» PROBLEM TO SOLVE:
Reproduce each record exactly.

» RAW RECORDS:
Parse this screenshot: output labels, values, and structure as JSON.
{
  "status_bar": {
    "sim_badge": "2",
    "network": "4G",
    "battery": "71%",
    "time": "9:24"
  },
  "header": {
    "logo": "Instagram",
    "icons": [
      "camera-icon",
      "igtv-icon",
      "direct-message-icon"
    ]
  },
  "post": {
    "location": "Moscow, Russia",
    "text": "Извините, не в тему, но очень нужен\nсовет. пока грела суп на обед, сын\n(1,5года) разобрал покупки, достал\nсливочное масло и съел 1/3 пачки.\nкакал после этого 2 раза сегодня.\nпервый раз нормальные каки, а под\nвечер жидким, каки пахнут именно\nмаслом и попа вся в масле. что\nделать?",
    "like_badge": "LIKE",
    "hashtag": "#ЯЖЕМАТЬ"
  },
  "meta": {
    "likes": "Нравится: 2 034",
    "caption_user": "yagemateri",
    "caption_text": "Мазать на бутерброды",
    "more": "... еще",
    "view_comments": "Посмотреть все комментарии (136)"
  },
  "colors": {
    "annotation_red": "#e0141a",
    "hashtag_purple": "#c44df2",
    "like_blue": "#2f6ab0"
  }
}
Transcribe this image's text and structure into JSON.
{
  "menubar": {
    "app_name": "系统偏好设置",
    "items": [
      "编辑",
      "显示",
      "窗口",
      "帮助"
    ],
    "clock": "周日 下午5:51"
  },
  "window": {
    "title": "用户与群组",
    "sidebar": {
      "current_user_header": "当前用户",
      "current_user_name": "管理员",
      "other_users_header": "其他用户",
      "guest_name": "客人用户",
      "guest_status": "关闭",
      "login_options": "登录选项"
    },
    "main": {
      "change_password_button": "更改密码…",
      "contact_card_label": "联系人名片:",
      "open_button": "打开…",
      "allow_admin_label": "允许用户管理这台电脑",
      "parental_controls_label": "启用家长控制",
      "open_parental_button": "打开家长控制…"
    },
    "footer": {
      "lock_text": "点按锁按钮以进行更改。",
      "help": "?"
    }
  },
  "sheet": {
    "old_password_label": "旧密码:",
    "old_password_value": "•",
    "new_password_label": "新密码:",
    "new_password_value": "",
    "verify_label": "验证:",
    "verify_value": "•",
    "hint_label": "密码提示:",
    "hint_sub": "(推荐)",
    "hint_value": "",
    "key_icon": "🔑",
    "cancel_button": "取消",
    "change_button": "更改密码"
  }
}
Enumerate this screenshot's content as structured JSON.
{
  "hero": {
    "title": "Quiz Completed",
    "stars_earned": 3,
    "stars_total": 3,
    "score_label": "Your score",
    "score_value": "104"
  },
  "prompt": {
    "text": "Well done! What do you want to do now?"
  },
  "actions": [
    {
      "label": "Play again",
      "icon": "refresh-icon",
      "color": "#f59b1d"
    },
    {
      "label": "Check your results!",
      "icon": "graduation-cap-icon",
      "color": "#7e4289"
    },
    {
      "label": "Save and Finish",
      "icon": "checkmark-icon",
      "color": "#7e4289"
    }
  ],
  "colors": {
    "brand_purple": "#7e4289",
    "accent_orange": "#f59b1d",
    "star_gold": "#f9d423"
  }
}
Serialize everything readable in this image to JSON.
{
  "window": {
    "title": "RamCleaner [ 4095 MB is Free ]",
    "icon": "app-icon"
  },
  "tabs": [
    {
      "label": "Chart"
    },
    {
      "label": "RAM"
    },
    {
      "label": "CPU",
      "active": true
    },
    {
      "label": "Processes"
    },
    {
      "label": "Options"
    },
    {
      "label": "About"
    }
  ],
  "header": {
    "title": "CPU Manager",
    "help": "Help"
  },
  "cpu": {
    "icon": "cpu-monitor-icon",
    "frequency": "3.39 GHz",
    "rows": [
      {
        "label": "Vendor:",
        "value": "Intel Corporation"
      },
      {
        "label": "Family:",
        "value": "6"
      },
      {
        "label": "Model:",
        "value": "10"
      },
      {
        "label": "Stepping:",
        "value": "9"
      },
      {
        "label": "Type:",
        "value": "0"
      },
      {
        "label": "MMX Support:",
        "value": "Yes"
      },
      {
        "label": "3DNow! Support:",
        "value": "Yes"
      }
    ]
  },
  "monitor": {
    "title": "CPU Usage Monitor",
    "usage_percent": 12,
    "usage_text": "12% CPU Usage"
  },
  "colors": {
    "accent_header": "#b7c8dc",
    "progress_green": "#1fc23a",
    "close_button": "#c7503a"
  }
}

» EXERCISE RESULT:
Parse this screenshot: output labels, values, and structure as JSON.
{
  "status_bar": {
    "sim_badge": "2",
    "network": "4G",
    "battery": "71%",
    "time": "9:24"
  },
  "header": {
    "logo": "Instagram",
    "icons": [
      "camera-icon",
      "igtv-icon",
      "direct-message-icon"
    ]
  },
  "post": {
    "location": "Moscow, Russia",
    "text": "Извините, не в тему, но очень нужен\nсовет. пока грела суп на обед, сын\n(1,5года) разобрал покупки, достал\nсливочное масло и съел 1/3 пачки.\nкакал после этого 2 раза сегодня.\nпервый раз нормальные каки, а под\nвечер жидким, каки пахнут именно\nмаслом и попа вся в масле. что\nделать?",
    "like_badge": "LIKE",
    "hashtag": "#ЯЖЕМАТЬ"
  },
  "meta": {
    "likes": "Нравится: 2 034",
    "caption_user": "yagemateri",
    "caption_text": "Мазать на бутерброды",
    "more": "... еще",
    "view_comments": "Посмотреть все комментарии (136)"
  },
  "colors": {
    "annotation_red": "#e0141a",
    "hashtag_purple": "#c44df2",
    "like_blue": "#2f6ab0"
  }
}
Transcribe this image's text and structure into JSON.
{
  "menubar": {
    "app_name": "系统偏好设置",
    "items": [
      "编辑",
      "显示",
      "窗口",
      "帮助"
    ],
    "clock": "周日 下午5:51"
  },
  "window": {
    "title": "用户与群组",
    "sidebar": {
      "current_user_header": "当前用户",
      "current_user_name": "管理员",
      "other_users_header": "其他用户",
      "guest_name": "客人用户",
      "guest_status": "关闭",
      "login_options": "登录选项"
    },
    "main": {
      "change_password_button": "更改密码…",
      "contact_card_label": "联系人名片:",
      "open_button": "打开…",
      "allow_admin_label": "允许用户管理这台电脑",
      "parental_controls_label": "启用家长控制",
      "open_parental_button": "打开家长控制…"
    },
    "footer": {
      "lock_text": "点按锁按钮以进行更改。",
      "help": "?"
    }
  },
  "sheet": {
    "old_password_label": "旧密码:",
    "old_password_value": "•",
    "new_password_label": "新密码:",
    "new_password_value": "",
    "verify_label": "验证:",
    "verify_value": "•",
    "hint_label": "密码提示:",
    "hint_sub": "(推荐)",
    "hint_value": "",
    "key_icon": "🔑",
    "cancel_button": "取消",
    "change_button": "更改密码"
  }
}
Enumerate this screenshot's content as structured JSON.
{
  "hero": {
    "title": "Quiz Completed",
    "stars_earned": 3,
    "stars_total": 3,
    "score_label": "Your score",
    "score_value": "104"
  },
  "prompt": {
    "text": "Well done! What do you want to do now?"
  },
  "actions": [
    {
      "label": "Play again",
      "icon": "refresh-icon",
      "color": "#f59b1d"
    },
    {
      "label": "Check your results!",
      "icon": "graduation-cap-icon",
      "color": "#7e4289"
    },
    {
      "label": "Save and Finish",
      "icon": "checkmark-icon",
      "color": "#7e4289"
    }
  ],
  "colors": {
    "brand_purple": "#7e4289",
    "accent_orange": "#f59b1d",
    "star_gold": "#f9d423"
  }
}
Serialize everything readable in this image to JSON.
{
  "window": {
    "title": "RamCleaner [ 4095 MB is Free ]",
    "icon": "app-icon"
  },
  "tabs": [
    {
      "label": "Chart"
    },
    {
      "label": "RAM"
    },
    {
      "label": "CPU",
      "active": true
    },
    {
      "label": "Processes"
    },
    {
      "label": "Options"
    },
    {
      "label": "About"
    }
  ],
  "header": {
    "title": "CPU Manager",
    "help": "Help"
  },
  "cpu": {
    "icon": "cpu-monitor-icon",
    "frequency": "3.39 GHz",
    "rows": [
      {
        "label": "Vendor:",
        "value": "Intel Corporation"
      },
      {
        "label": "Family:",
        "value": "6"
      },
      {
        "label": "Model:",
        "value": "10"
      },
      {
        "label": "Stepping:",
        "value": "9"
      },
      {
        "label": "Type:",
        "value": "0"
      },
      {
        "label": "MMX Support:",
        "value": "Yes"
      },
      {
        "label": "3DNow! Support:",
        "value": "Yes"
      }
    ]
  },
  "monitor": {
    "title": "CPU Usage Monitor",
    "usage_percent": 12,
    "usage_text": "12% CPU Usage"
  },
  "colors": {
    "accent_header": "#b7c8dc",
    "progress_green": "#1fc23a",
    "close_button": "#c7503a"
  }
}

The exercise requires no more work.